* _Dataset items_:
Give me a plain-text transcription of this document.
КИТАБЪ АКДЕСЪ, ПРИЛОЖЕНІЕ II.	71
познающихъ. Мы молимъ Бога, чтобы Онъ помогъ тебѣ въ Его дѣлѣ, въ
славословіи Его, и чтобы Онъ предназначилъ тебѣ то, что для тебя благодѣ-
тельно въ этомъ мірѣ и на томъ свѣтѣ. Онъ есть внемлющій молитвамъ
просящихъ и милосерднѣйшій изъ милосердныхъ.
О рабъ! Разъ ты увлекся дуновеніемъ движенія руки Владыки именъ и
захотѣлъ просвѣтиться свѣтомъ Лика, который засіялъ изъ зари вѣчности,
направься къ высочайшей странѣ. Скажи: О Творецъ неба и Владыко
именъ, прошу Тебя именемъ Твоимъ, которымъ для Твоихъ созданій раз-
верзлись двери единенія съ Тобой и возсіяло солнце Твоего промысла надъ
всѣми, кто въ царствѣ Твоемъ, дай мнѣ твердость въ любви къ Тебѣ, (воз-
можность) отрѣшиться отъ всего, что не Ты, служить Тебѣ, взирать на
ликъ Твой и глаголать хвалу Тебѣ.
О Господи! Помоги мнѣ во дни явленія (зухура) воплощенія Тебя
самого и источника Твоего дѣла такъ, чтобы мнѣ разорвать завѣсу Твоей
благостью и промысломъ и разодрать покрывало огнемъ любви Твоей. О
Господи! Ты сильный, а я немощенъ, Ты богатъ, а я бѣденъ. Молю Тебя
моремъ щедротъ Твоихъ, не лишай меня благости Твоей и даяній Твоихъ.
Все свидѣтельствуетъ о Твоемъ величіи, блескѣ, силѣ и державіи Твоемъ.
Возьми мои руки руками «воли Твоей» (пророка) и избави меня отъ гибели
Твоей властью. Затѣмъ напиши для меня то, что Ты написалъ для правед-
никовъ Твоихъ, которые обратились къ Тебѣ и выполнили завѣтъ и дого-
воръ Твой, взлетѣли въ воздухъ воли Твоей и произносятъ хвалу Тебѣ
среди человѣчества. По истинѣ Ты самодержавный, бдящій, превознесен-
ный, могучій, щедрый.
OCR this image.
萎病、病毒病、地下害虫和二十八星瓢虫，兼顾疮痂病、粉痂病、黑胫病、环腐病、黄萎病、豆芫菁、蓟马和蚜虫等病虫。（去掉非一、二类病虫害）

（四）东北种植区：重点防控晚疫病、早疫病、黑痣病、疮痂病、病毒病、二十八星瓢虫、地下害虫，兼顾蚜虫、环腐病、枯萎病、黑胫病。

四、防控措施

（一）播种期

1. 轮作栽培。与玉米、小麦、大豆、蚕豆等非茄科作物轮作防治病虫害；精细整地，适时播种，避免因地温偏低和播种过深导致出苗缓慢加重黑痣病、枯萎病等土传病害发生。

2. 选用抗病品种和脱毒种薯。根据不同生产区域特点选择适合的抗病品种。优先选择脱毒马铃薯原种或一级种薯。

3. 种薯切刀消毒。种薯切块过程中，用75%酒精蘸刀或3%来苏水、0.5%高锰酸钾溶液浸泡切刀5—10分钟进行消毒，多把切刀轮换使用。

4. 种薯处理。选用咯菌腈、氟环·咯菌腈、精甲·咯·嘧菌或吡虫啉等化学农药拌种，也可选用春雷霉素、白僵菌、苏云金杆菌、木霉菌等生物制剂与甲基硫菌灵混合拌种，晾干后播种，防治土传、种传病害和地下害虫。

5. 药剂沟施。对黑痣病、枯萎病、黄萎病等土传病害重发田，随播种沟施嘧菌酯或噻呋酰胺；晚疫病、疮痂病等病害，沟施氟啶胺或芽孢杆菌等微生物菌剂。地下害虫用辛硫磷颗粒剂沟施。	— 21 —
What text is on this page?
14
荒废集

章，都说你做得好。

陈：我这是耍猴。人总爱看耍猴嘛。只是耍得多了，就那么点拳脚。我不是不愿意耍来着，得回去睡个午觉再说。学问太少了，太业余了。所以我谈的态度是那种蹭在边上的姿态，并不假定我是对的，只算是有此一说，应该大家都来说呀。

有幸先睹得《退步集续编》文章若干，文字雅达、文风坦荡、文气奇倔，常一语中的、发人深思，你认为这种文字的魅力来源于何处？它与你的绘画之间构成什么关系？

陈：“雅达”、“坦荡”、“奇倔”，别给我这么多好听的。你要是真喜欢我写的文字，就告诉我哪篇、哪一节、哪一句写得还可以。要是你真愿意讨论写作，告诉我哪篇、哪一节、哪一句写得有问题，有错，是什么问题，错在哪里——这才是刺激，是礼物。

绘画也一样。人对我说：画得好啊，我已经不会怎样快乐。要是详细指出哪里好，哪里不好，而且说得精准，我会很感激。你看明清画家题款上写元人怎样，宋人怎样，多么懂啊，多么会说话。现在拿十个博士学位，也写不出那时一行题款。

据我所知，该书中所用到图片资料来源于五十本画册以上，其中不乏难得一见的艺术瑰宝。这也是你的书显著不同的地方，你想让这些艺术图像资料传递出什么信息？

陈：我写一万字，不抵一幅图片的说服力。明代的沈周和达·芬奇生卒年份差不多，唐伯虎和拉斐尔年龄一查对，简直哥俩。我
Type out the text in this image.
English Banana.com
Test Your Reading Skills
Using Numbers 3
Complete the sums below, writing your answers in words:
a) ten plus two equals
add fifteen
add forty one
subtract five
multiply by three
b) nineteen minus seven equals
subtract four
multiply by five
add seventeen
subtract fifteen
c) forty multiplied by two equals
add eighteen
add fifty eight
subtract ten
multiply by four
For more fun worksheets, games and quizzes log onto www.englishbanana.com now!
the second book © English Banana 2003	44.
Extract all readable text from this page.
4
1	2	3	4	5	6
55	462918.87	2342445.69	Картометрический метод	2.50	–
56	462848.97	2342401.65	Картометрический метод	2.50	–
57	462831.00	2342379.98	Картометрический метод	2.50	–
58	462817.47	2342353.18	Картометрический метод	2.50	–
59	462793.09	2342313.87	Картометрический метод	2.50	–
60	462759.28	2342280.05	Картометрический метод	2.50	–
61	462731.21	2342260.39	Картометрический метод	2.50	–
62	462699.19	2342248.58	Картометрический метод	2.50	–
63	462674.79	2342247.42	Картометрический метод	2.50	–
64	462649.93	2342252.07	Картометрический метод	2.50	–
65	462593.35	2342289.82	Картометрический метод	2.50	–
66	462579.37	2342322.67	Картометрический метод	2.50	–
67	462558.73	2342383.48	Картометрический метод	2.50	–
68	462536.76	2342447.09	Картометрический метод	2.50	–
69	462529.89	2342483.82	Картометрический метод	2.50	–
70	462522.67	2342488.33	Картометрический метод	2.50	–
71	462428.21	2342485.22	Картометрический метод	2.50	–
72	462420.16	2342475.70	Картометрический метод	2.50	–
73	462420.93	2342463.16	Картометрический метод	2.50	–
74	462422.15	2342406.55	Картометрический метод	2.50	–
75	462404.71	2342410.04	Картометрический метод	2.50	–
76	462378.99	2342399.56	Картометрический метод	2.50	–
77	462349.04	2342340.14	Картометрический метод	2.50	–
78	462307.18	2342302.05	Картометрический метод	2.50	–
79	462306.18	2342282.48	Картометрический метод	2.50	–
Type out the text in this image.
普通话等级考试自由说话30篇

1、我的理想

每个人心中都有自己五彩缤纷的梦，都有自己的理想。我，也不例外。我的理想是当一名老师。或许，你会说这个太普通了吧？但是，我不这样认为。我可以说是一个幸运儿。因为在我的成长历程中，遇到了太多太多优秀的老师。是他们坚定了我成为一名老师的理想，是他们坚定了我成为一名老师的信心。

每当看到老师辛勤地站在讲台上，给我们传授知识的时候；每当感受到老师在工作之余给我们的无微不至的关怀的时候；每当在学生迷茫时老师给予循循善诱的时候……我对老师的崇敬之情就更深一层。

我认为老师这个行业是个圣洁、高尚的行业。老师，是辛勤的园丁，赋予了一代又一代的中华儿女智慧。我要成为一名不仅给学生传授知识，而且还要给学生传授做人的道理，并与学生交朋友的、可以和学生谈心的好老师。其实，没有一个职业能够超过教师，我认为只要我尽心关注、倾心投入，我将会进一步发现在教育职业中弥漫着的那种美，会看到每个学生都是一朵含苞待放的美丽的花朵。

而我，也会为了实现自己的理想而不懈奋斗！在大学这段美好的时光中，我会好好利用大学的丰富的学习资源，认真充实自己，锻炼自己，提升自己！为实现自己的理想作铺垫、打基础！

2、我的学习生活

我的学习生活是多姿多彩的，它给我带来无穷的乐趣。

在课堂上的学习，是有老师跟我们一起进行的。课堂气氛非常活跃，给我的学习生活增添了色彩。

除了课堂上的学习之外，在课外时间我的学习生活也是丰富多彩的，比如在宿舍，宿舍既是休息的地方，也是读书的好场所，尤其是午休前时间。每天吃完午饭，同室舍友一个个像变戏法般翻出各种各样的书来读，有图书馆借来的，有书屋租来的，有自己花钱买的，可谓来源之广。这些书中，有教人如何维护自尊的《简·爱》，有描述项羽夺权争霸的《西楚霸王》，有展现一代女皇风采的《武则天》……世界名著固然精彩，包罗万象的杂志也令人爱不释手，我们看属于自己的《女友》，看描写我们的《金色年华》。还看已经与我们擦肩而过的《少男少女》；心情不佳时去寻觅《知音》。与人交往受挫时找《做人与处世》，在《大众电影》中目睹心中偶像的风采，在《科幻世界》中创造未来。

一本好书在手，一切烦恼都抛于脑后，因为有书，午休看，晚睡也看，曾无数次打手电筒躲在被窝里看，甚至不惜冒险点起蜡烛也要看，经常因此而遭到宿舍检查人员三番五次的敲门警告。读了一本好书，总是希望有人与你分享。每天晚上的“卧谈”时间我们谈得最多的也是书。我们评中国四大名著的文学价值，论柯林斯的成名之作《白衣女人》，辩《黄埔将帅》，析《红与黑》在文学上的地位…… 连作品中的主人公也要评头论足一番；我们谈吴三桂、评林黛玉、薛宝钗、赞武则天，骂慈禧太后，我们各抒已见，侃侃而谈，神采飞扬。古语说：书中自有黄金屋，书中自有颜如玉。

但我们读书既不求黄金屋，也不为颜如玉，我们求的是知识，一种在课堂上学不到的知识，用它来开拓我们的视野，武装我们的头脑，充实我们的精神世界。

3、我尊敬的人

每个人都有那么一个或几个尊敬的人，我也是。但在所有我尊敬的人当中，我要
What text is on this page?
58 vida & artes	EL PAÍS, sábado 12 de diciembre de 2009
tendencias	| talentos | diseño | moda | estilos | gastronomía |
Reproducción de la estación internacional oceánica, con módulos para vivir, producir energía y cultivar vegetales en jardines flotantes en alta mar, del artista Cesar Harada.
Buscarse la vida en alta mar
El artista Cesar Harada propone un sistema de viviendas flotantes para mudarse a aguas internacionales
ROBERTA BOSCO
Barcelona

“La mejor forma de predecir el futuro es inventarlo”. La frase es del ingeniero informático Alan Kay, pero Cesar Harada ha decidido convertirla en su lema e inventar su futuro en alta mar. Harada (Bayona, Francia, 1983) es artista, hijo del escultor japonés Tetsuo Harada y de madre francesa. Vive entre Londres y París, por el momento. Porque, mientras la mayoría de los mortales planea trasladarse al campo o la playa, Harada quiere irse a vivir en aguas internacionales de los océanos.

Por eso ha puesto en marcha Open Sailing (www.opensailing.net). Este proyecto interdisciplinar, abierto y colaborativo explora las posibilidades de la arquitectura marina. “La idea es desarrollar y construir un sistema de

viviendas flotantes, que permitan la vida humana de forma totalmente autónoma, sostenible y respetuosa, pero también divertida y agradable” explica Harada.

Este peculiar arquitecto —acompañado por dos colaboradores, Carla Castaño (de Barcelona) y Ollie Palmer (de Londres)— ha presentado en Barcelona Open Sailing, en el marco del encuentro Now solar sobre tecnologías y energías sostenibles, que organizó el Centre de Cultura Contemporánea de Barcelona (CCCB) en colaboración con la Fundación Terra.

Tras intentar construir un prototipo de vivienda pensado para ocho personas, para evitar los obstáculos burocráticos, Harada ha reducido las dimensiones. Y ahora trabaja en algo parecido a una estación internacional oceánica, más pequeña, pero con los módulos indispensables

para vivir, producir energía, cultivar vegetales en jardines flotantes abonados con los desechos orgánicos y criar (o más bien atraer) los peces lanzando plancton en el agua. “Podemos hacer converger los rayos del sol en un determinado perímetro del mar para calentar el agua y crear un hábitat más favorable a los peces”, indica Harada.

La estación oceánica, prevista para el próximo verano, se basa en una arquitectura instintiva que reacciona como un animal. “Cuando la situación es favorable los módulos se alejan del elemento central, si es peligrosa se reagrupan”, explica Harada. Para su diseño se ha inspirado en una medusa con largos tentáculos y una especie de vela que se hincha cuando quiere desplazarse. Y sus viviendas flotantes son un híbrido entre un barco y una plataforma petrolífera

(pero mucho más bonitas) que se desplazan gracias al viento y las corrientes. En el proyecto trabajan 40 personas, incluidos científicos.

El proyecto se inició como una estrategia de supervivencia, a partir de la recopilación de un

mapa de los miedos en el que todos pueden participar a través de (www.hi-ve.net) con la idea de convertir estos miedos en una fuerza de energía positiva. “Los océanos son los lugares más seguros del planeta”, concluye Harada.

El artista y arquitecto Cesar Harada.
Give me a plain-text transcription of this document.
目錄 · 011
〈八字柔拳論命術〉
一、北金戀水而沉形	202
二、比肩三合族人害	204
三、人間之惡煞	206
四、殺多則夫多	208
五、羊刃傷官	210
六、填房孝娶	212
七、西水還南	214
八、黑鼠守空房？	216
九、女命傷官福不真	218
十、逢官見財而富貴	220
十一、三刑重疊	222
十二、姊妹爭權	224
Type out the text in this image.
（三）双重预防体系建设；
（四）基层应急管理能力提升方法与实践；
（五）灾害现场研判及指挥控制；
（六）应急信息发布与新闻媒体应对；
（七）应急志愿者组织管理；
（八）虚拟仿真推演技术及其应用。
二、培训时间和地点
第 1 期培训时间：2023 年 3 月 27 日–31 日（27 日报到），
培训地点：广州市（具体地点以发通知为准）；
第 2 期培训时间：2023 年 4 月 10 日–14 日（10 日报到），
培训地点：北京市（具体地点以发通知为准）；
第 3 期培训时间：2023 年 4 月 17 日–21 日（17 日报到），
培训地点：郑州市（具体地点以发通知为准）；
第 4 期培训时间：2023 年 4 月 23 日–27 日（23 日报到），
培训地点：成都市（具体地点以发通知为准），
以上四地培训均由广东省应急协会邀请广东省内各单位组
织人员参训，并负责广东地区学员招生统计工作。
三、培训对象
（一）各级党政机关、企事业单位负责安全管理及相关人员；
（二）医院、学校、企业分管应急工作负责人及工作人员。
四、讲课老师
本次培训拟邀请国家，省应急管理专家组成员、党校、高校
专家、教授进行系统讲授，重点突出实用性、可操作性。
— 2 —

* _Stated goal_: Copy every line of the data that holds the string "Господи".

* _The answer_:
О Господи! Помоги мнѣ во дни явленія (зухура) воплощенія Тебя
Господи! Ты сильный, а я немощенъ, Ты богатъ, а я бѣденъ. Молю Тебя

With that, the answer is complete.